• [Raw records]
————————
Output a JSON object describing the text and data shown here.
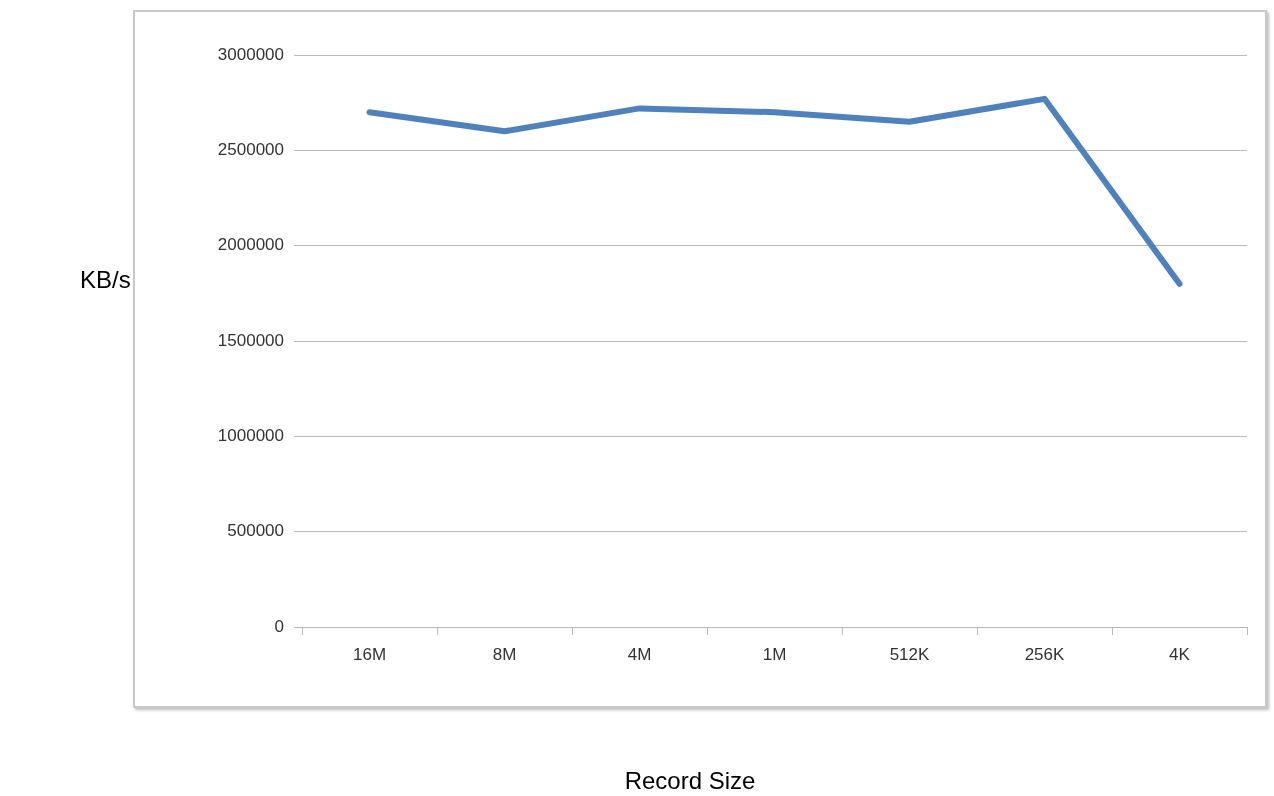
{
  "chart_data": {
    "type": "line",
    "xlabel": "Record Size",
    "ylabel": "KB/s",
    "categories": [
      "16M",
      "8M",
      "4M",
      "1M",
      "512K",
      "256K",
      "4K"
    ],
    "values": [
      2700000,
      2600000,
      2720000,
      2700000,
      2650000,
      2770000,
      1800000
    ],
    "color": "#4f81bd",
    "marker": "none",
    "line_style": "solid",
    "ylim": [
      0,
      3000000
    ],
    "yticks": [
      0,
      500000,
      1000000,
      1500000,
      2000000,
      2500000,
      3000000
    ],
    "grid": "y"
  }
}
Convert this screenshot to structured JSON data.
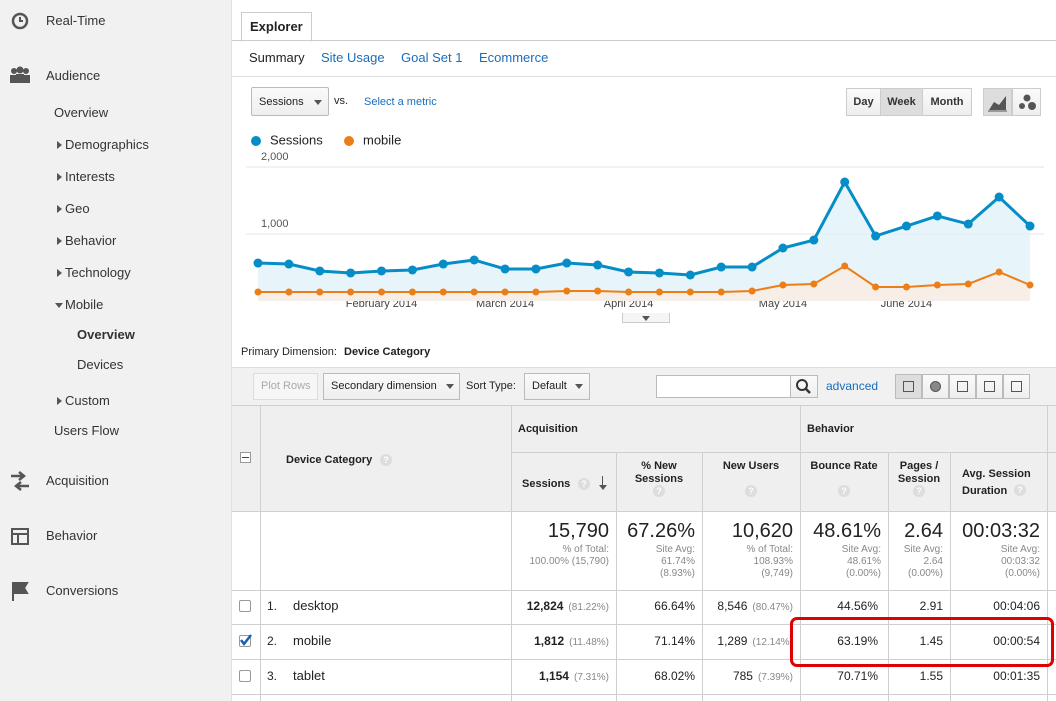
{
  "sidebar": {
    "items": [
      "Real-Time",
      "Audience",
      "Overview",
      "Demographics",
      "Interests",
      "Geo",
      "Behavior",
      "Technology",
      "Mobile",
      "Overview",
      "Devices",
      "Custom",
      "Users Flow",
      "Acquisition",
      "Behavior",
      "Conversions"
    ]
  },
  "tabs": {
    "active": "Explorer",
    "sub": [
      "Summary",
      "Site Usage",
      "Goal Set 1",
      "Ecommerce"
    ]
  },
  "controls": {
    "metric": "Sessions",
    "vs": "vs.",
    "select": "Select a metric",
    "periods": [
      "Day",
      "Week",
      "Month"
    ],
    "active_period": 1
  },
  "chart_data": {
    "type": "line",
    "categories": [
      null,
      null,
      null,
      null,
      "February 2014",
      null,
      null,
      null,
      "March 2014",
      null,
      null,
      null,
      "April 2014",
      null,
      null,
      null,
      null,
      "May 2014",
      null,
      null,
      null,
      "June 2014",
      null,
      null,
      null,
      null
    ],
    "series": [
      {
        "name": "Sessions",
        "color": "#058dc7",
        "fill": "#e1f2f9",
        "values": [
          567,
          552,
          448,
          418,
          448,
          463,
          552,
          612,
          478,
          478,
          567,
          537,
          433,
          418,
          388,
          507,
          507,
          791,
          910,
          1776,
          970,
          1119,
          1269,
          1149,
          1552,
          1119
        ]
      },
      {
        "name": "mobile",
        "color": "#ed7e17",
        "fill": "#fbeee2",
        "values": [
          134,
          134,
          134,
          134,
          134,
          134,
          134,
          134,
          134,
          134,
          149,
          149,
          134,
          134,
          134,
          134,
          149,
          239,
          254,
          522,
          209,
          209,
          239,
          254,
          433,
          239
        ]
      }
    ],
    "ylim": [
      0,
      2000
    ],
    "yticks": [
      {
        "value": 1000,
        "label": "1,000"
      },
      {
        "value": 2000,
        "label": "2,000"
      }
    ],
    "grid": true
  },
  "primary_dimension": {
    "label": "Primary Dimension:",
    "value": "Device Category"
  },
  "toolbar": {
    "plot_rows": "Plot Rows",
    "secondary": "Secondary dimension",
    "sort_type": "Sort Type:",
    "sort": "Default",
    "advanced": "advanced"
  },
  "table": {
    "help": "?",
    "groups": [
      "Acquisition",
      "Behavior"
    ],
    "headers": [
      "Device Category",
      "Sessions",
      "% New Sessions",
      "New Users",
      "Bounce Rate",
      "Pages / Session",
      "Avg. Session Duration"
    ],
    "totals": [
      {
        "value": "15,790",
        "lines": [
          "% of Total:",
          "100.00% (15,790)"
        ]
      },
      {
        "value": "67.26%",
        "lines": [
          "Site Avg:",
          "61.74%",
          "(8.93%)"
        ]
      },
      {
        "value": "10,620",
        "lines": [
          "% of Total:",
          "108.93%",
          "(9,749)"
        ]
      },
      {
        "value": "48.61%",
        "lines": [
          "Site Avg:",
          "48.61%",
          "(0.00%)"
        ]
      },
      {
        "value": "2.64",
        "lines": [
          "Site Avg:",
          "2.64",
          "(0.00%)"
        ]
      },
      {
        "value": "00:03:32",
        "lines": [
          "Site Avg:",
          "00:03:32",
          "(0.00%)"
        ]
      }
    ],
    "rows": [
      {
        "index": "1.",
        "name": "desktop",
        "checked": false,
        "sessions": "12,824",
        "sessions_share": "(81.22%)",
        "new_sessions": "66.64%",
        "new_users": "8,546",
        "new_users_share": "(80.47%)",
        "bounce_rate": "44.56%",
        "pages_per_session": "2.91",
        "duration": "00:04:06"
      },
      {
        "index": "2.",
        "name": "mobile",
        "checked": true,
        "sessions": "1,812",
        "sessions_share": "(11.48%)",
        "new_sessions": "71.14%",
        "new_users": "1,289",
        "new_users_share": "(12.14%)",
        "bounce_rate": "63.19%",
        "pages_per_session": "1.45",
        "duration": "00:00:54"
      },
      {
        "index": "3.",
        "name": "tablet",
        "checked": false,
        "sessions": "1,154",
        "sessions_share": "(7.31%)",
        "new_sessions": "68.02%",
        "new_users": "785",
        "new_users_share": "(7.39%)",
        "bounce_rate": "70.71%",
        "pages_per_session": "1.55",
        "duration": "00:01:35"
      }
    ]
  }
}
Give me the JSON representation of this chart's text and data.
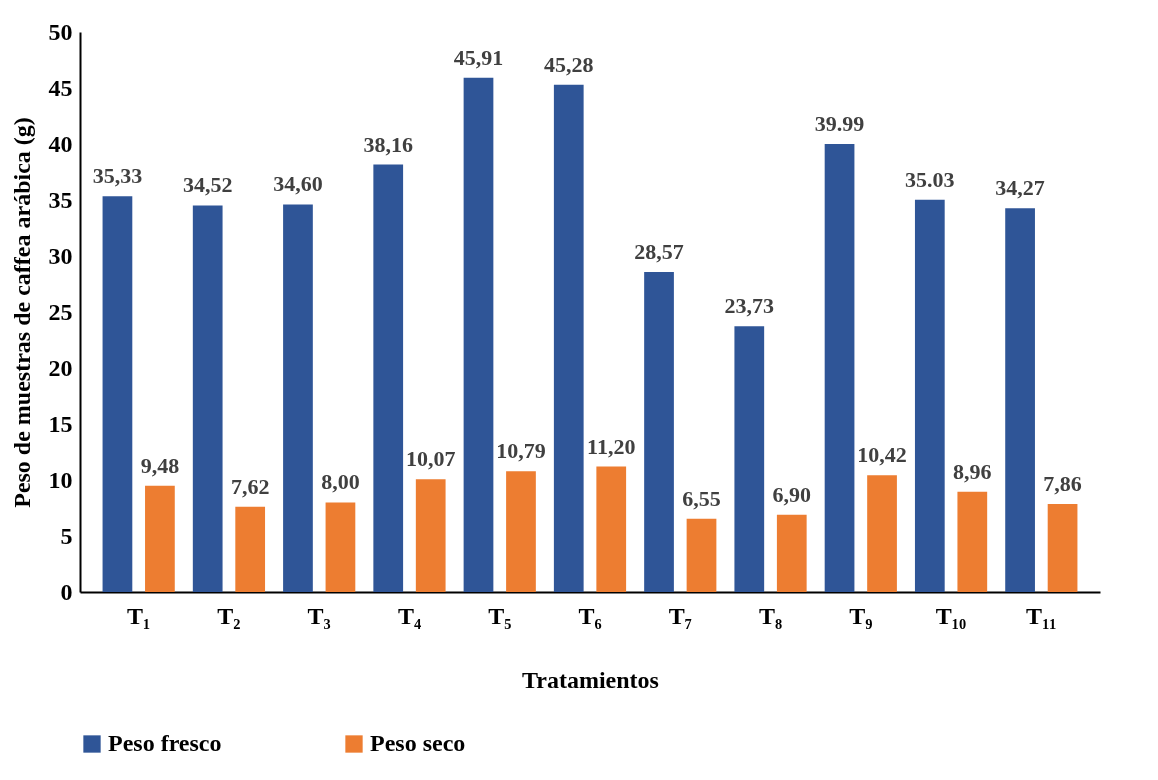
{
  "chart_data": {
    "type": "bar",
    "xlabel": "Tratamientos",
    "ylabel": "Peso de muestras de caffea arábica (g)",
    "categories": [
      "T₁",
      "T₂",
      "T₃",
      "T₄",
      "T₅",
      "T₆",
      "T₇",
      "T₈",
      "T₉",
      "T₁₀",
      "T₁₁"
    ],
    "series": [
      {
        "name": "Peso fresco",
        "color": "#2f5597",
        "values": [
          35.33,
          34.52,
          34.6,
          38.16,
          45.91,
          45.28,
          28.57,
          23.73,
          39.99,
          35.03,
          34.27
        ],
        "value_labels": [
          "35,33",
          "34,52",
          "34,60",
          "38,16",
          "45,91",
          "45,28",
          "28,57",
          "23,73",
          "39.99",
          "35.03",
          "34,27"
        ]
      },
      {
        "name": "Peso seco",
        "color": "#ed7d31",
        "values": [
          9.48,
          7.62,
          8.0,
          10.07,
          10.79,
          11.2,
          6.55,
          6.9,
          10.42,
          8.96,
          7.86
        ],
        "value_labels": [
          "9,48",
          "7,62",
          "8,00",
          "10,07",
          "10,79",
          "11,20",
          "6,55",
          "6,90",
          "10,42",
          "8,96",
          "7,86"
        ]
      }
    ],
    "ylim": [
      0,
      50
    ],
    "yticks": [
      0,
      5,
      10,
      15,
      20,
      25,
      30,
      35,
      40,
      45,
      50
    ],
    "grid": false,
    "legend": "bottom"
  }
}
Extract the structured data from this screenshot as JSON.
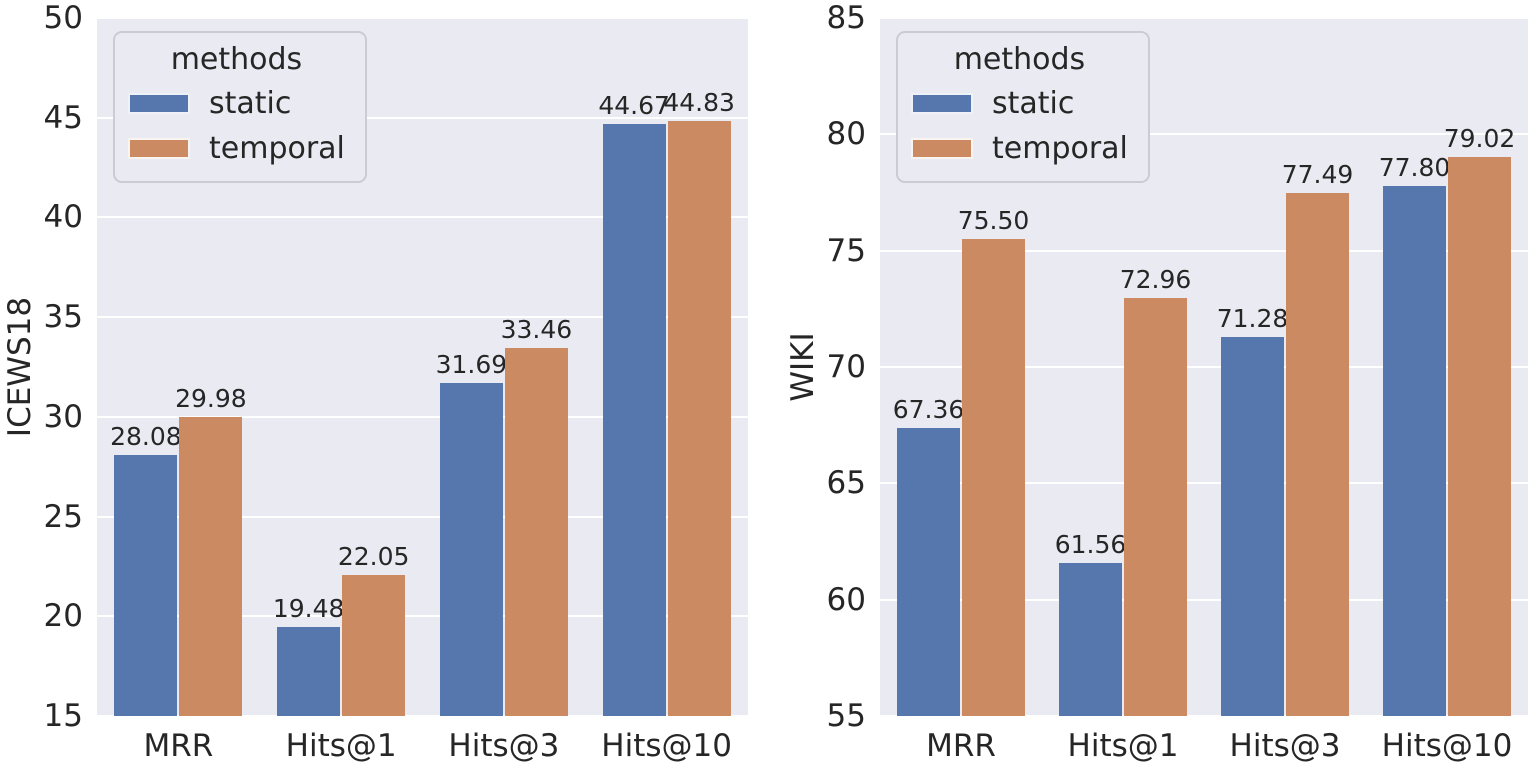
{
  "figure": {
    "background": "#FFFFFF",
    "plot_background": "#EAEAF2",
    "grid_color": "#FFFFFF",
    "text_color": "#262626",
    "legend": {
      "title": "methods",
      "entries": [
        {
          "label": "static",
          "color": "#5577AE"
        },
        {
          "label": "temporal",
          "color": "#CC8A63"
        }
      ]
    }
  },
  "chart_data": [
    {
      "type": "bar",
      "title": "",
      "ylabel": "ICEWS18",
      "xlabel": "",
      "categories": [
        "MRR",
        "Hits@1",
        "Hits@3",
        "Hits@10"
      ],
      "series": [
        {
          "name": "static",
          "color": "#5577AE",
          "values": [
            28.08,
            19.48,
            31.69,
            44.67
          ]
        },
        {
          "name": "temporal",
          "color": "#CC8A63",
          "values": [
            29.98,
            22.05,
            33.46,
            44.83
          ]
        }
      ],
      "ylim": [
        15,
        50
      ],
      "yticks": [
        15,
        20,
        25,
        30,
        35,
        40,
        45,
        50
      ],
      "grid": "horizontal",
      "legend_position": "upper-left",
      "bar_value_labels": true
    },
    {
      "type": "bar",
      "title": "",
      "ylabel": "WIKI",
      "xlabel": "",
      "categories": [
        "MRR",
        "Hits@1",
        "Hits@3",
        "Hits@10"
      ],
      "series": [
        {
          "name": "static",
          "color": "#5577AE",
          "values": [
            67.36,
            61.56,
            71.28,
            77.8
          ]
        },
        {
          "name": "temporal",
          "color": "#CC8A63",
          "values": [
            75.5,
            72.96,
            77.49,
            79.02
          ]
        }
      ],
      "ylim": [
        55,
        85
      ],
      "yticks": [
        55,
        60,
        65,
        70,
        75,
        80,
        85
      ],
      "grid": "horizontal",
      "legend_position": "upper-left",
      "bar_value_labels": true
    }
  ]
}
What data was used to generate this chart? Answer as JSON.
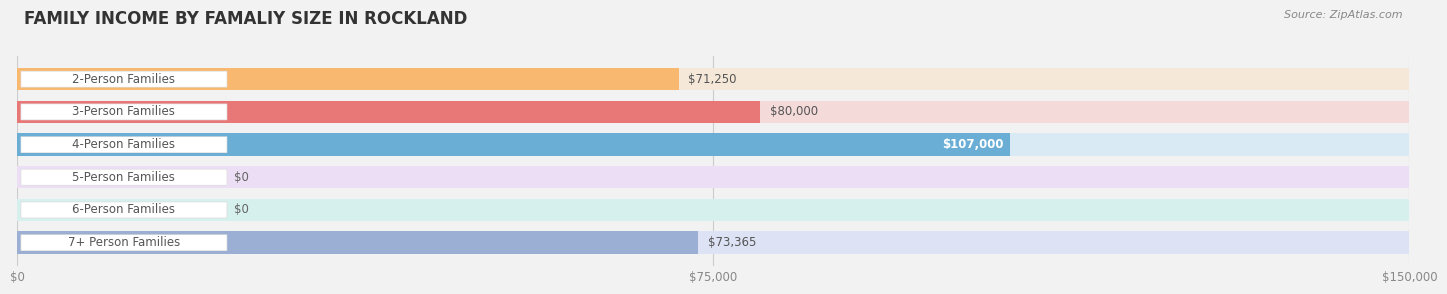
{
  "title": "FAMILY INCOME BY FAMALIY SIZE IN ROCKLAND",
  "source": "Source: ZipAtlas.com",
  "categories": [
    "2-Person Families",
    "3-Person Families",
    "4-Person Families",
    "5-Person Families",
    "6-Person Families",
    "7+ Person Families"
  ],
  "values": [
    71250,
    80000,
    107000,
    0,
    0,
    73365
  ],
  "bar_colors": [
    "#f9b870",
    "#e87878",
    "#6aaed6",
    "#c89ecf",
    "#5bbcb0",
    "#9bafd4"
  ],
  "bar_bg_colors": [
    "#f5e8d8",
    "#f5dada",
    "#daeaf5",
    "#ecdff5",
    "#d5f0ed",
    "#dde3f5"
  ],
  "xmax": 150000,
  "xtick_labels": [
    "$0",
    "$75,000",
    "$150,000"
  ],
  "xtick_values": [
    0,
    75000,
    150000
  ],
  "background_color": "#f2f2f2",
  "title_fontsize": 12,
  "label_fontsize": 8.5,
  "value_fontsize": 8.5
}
————————
• [Work to complete] Find each line holding the string "true" and copy it out.

• [Solution to the problem]
    "grid": true
        "checked": true,
      "bar_value_labels": true
      "bar_value_labels": true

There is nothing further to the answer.